Collected data entries

★ ★ ★ ★ ★ ★ ★

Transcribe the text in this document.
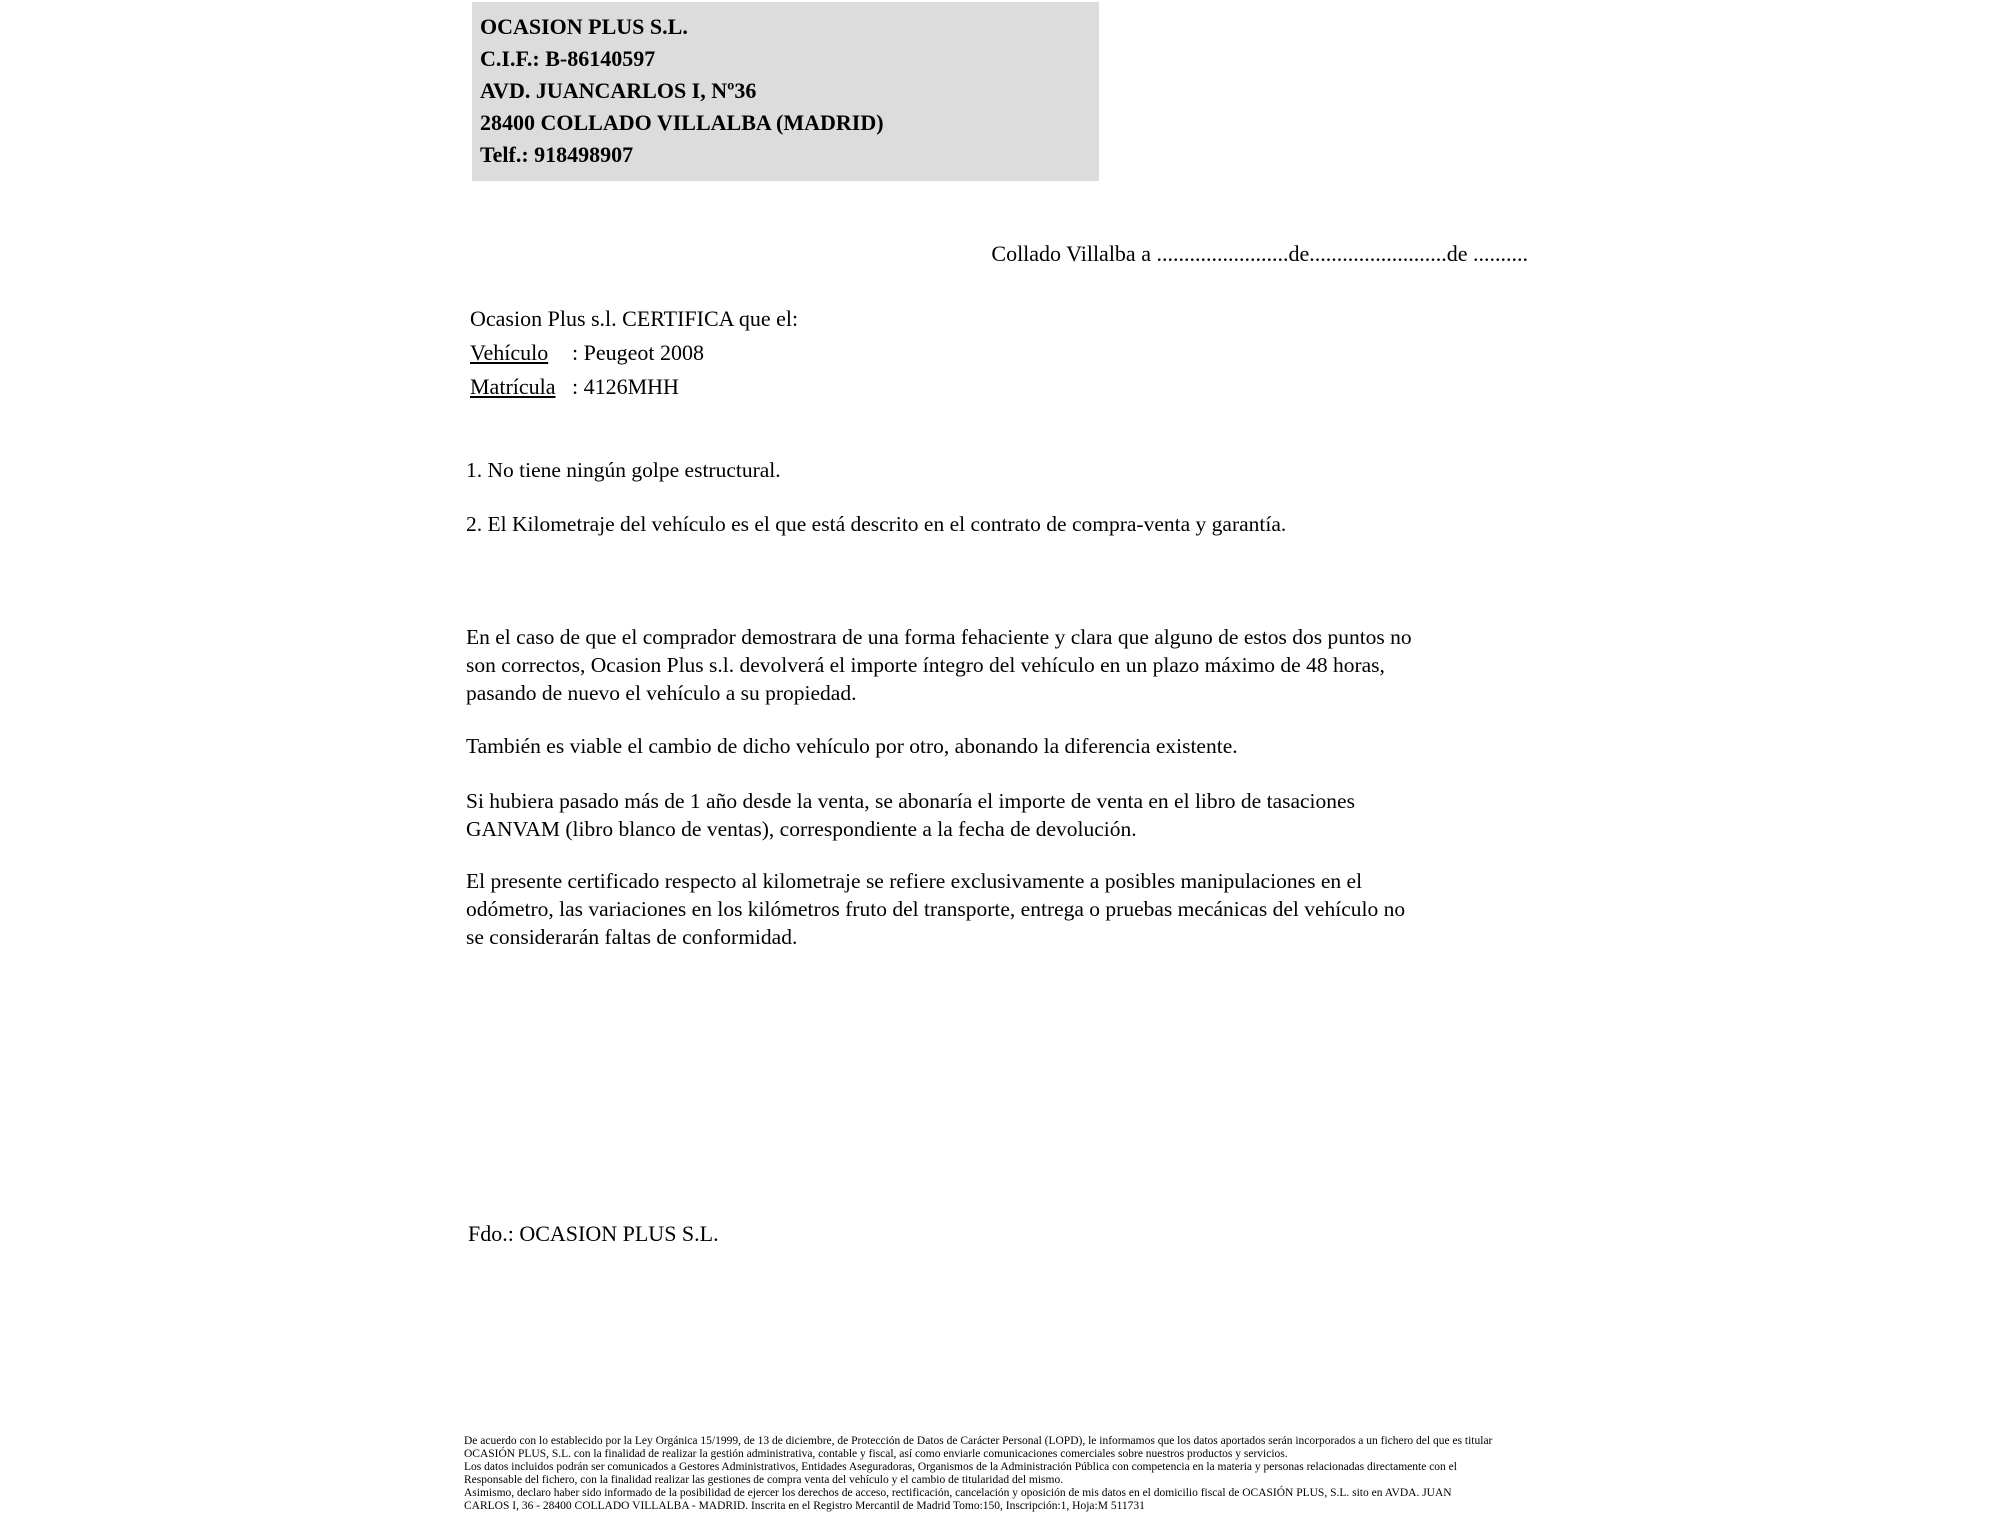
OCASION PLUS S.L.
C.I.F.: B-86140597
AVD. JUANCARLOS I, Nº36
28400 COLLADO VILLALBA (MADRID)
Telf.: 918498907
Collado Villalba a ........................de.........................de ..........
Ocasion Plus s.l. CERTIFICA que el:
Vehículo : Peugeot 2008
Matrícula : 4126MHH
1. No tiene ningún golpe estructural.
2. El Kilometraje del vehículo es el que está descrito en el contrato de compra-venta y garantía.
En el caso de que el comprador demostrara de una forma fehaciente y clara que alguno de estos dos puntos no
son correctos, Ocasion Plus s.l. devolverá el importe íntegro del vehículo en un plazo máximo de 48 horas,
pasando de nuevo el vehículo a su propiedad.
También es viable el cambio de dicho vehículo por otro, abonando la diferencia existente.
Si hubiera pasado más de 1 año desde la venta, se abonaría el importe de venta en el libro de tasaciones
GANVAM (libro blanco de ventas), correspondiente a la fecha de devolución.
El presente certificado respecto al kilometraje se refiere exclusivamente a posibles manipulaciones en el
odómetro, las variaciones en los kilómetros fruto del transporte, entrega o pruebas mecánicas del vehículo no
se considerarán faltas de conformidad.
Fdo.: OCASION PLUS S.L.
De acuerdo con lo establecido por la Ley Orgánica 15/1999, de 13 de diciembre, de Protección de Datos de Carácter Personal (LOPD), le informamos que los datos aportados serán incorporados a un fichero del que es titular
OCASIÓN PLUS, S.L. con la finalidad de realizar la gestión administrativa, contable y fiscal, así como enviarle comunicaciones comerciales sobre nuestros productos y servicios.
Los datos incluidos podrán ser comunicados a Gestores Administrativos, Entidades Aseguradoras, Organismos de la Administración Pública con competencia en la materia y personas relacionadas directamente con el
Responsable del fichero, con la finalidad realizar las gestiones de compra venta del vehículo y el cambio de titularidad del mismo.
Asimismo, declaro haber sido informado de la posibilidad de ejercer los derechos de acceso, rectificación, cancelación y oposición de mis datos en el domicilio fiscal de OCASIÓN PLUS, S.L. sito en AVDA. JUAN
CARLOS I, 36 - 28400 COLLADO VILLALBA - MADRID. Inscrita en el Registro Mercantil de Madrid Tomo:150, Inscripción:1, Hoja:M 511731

★ ★ ★ ★ ★ ★ ★

→ Goal: Extract lines where the string "OCASIÓN" occurs.

→ Finished exercise:
OCASIÓN PLUS, S.L. con la finalidad de realizar la gestión administrativa, contable y fiscal, así como enviarle comunicaciones comerciales sobre nuestros productos y servicios.
Asimismo, declaro haber sido informado de la posibilidad de ejercer los derechos de acceso, rectificación, cancelación y oposición de mis datos en el domicilio fiscal de OCASIÓN PLUS, S.L. sito en AVDA. JUAN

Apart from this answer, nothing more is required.